### STORED RECORDS

--- START ---

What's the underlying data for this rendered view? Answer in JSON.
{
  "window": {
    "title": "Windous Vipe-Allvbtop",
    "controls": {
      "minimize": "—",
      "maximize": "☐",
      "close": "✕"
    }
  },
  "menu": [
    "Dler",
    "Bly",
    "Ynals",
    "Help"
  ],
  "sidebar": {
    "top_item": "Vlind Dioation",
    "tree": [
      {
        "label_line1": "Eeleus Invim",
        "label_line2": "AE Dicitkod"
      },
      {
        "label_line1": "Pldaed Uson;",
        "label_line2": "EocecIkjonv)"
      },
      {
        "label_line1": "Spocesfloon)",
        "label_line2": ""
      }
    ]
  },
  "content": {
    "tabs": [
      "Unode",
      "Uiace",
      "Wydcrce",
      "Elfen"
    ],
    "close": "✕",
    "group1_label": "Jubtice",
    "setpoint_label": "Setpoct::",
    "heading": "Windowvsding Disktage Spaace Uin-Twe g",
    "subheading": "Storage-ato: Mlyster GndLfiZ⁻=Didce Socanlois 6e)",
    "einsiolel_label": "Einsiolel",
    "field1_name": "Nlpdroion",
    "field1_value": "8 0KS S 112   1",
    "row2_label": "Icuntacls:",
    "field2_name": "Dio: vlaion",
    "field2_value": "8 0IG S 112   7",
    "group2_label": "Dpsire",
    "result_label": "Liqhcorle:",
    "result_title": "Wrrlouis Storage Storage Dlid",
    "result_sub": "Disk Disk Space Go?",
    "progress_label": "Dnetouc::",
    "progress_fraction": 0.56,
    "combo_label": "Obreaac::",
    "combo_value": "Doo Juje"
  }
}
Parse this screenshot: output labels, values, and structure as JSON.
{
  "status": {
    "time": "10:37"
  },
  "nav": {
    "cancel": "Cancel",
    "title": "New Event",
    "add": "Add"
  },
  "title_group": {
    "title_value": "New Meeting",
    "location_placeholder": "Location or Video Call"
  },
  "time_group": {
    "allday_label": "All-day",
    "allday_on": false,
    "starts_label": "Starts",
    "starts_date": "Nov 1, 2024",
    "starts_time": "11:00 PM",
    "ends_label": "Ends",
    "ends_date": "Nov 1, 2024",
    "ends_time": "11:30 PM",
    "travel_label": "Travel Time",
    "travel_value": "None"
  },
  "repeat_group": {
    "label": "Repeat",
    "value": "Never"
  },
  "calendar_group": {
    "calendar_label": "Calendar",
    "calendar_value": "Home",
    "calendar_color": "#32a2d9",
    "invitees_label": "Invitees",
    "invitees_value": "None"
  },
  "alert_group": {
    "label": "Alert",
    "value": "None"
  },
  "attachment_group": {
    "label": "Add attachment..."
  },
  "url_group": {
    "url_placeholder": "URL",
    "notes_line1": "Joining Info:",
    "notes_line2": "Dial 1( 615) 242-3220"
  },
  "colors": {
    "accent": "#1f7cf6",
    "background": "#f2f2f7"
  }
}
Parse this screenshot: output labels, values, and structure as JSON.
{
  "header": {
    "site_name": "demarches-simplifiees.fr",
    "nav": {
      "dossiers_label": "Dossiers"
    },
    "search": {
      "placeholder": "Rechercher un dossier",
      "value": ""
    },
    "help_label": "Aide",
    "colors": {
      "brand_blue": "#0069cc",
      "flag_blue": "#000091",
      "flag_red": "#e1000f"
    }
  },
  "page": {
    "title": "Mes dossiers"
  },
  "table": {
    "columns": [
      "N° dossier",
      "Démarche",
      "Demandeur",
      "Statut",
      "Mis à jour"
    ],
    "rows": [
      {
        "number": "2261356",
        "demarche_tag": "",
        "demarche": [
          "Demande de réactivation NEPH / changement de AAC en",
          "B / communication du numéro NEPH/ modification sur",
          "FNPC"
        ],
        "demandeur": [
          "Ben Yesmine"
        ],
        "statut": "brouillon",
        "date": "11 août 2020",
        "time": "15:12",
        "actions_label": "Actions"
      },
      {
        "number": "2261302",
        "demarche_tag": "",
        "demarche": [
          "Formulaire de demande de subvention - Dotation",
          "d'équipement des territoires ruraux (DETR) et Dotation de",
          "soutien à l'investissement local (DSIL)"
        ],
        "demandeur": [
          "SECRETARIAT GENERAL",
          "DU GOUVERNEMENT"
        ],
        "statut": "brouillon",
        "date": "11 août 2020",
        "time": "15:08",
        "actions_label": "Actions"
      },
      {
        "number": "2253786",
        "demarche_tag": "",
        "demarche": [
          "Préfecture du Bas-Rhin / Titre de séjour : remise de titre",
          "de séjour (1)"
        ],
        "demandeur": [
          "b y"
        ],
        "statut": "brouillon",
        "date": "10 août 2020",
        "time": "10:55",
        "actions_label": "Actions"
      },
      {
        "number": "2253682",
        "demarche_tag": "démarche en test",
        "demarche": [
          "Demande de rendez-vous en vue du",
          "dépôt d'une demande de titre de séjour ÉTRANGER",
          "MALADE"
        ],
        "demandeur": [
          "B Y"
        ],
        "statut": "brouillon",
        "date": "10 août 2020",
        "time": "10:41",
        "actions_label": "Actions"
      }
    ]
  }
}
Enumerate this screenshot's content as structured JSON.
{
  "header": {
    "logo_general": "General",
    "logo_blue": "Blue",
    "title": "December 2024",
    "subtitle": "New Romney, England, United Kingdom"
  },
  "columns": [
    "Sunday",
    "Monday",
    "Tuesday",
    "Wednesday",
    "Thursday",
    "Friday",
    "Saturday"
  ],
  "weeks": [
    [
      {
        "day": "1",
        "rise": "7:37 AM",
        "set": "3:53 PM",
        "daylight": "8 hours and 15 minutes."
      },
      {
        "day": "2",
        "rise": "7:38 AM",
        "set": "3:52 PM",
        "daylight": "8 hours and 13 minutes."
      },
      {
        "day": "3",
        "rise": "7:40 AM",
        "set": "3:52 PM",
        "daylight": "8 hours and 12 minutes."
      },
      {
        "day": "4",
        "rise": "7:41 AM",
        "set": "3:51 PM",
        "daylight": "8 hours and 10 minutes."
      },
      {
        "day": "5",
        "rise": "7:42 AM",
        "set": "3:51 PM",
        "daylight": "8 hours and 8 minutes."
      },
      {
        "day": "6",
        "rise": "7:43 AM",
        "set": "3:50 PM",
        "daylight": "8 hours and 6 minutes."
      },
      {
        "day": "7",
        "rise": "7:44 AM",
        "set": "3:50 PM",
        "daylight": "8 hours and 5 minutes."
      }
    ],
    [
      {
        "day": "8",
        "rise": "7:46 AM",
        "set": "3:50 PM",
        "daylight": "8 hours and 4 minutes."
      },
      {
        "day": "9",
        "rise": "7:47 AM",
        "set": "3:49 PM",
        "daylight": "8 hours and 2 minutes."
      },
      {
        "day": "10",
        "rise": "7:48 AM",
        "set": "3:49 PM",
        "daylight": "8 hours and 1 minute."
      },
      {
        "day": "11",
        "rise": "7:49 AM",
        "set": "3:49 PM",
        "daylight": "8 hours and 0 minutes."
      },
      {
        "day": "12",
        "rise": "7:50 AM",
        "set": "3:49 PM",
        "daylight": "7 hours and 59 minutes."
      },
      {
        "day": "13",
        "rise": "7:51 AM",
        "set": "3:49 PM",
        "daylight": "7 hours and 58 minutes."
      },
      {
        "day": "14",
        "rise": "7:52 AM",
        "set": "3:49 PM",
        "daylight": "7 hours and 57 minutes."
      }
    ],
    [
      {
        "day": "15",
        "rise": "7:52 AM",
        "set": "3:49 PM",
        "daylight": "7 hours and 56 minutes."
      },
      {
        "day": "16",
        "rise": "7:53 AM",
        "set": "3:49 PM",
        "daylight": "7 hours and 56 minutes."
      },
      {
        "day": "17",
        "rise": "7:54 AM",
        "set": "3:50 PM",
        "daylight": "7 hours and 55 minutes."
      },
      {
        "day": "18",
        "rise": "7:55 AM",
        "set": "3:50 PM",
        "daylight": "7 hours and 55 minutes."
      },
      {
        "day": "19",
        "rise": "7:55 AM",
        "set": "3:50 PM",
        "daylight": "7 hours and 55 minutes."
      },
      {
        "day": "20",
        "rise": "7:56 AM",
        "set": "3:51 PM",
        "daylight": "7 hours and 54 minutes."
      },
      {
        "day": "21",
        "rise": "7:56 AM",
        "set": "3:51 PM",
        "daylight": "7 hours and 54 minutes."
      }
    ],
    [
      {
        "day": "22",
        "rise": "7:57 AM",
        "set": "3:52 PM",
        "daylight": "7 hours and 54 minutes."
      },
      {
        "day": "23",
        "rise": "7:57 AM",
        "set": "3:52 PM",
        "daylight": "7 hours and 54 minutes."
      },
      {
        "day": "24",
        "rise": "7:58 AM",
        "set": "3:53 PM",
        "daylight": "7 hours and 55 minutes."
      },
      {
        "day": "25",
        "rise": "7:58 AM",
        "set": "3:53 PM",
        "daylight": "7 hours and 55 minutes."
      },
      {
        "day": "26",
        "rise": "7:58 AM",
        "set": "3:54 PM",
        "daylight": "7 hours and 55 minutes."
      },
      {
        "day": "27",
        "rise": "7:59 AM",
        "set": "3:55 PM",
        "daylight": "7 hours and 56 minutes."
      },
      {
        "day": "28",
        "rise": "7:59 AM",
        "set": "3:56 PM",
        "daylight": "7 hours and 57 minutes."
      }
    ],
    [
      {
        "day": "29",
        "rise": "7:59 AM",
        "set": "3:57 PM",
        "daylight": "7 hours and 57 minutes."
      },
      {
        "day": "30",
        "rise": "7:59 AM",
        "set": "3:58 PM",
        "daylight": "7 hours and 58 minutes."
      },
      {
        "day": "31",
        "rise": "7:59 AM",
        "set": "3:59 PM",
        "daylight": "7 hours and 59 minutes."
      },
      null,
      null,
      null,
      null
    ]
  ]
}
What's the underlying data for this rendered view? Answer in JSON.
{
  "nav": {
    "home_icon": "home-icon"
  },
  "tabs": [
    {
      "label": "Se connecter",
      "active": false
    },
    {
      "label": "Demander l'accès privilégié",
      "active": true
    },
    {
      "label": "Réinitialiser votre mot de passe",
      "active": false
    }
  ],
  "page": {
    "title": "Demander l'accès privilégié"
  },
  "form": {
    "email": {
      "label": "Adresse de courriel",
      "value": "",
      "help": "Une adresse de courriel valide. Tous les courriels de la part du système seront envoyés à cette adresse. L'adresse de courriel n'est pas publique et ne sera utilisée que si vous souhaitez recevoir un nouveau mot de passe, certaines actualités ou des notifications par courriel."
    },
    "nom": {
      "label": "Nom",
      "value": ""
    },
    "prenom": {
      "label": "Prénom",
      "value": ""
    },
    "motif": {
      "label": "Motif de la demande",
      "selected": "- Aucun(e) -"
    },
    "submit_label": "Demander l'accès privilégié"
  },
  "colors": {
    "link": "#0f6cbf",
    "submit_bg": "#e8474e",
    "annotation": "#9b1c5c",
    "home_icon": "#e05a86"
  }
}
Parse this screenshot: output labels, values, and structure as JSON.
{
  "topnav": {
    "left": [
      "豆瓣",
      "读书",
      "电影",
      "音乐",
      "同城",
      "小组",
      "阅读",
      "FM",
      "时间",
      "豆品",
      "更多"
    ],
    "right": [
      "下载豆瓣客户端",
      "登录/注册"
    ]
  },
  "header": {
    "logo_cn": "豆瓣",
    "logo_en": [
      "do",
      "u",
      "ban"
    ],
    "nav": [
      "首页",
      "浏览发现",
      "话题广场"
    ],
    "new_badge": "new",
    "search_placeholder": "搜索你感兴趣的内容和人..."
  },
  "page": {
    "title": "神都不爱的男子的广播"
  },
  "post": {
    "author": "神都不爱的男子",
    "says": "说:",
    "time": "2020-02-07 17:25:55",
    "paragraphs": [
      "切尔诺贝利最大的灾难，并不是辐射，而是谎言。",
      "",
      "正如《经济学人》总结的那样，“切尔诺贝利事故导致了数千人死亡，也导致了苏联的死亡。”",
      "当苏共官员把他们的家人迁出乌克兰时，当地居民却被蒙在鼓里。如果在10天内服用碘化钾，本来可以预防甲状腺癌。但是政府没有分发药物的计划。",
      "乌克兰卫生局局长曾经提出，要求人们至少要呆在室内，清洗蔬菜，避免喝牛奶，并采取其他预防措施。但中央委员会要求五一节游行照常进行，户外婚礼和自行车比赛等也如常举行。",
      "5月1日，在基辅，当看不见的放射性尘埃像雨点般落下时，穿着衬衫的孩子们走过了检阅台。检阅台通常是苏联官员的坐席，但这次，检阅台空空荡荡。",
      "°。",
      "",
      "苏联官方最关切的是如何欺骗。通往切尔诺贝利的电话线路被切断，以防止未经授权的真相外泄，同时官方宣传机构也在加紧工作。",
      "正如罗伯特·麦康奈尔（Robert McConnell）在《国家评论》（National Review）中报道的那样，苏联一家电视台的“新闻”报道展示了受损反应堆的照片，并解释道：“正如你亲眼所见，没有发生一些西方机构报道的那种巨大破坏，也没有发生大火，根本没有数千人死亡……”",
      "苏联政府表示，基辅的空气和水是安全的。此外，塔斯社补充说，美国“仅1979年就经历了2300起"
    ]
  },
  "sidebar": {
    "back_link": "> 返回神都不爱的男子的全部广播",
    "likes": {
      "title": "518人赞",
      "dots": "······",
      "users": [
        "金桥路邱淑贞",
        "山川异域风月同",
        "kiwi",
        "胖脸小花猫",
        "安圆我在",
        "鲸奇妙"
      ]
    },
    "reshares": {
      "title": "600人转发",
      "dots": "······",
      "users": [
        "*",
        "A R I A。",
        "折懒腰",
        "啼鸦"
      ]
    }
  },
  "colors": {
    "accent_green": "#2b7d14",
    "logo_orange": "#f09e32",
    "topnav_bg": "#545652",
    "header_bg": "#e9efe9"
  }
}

--- END ---

### EXERCISE GOAL
Among the lines of the data above, count those holding "courriel" and state only the number.

### WRITTEN RESPONSE
2